What is expected:
In the entries below, identify every line with the string "وابن" and copy it.

╭─ Recorded data

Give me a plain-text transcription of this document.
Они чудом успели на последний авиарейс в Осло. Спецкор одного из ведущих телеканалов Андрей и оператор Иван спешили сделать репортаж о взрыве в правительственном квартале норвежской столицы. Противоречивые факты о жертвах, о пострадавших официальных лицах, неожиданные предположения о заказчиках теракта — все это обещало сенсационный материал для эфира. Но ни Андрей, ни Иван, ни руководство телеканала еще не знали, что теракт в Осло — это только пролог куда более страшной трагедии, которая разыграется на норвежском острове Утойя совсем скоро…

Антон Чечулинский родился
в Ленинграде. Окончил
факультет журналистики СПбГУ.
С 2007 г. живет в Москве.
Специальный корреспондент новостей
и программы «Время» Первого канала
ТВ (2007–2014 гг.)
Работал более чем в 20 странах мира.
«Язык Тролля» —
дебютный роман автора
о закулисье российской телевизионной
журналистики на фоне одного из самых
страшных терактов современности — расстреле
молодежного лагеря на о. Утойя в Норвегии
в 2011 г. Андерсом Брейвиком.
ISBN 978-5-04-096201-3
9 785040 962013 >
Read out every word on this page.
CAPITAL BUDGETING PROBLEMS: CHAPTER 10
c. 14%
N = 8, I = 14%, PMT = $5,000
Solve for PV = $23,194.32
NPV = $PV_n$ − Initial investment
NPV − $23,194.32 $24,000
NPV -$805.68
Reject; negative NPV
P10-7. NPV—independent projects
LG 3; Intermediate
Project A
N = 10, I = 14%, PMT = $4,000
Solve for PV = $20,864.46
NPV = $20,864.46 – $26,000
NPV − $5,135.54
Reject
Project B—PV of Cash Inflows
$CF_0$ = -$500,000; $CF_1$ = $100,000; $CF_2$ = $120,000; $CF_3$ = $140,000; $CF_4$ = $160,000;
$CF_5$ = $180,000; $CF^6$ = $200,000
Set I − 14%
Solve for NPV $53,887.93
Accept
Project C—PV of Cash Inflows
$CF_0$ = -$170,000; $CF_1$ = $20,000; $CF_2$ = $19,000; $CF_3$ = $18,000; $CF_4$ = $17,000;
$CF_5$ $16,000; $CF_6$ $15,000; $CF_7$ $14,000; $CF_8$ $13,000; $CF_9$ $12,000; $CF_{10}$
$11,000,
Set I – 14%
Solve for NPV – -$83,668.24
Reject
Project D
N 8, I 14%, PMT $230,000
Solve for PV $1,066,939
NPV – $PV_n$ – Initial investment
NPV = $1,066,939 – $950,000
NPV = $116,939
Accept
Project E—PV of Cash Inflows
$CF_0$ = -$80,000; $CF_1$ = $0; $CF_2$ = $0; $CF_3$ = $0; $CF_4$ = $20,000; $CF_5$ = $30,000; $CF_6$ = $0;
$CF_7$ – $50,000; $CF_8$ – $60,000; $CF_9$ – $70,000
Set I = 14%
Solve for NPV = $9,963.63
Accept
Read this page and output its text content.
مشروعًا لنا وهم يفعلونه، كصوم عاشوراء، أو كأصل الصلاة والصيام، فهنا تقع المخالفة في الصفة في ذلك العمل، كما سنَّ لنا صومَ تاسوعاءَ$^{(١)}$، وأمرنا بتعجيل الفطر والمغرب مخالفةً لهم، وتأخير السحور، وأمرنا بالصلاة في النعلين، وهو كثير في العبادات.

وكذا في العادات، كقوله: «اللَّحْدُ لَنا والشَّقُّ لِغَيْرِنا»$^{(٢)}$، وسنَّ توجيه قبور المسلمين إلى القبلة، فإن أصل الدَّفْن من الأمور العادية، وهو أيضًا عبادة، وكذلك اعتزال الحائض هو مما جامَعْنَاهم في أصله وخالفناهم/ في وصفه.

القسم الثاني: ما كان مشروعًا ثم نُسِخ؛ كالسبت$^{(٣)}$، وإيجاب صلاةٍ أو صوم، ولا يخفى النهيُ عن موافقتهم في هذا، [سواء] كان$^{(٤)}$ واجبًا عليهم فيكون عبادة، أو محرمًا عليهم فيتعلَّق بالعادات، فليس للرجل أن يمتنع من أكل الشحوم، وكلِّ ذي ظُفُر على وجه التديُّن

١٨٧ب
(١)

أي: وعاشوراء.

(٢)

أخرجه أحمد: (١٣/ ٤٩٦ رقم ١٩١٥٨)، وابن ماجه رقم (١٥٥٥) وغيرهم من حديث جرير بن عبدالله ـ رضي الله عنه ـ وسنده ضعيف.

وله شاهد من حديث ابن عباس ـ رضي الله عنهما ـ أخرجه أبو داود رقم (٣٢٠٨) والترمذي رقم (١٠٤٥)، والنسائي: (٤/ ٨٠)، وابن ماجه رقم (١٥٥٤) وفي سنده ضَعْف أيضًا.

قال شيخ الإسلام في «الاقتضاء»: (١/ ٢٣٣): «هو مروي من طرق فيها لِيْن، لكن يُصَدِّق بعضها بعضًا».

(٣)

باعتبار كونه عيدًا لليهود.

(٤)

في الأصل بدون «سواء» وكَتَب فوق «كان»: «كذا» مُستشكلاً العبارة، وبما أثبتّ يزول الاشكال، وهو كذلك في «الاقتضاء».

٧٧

╰─

Output of the task:
أخرجه أحمد: (١٣/ ٤٩٦ رقم ١٩١٥٨)، وابن ماجه رقم (١٥٥٥) وغيرهم من حديث جرير بن عبدالله ـ رضي الله عنه ـ وسنده ضعيف.
وله شاهد من حديث ابن عباس ـ رضي الله عنهما ـ أخرجه أبو داود رقم (٣٢٠٨) والترمذي رقم (١٠٤٥)، والنسائي: (٤/ ٨٠)، وابن ماجه رقم (١٥٥٤) وفي سنده ضَعْف أيضًا.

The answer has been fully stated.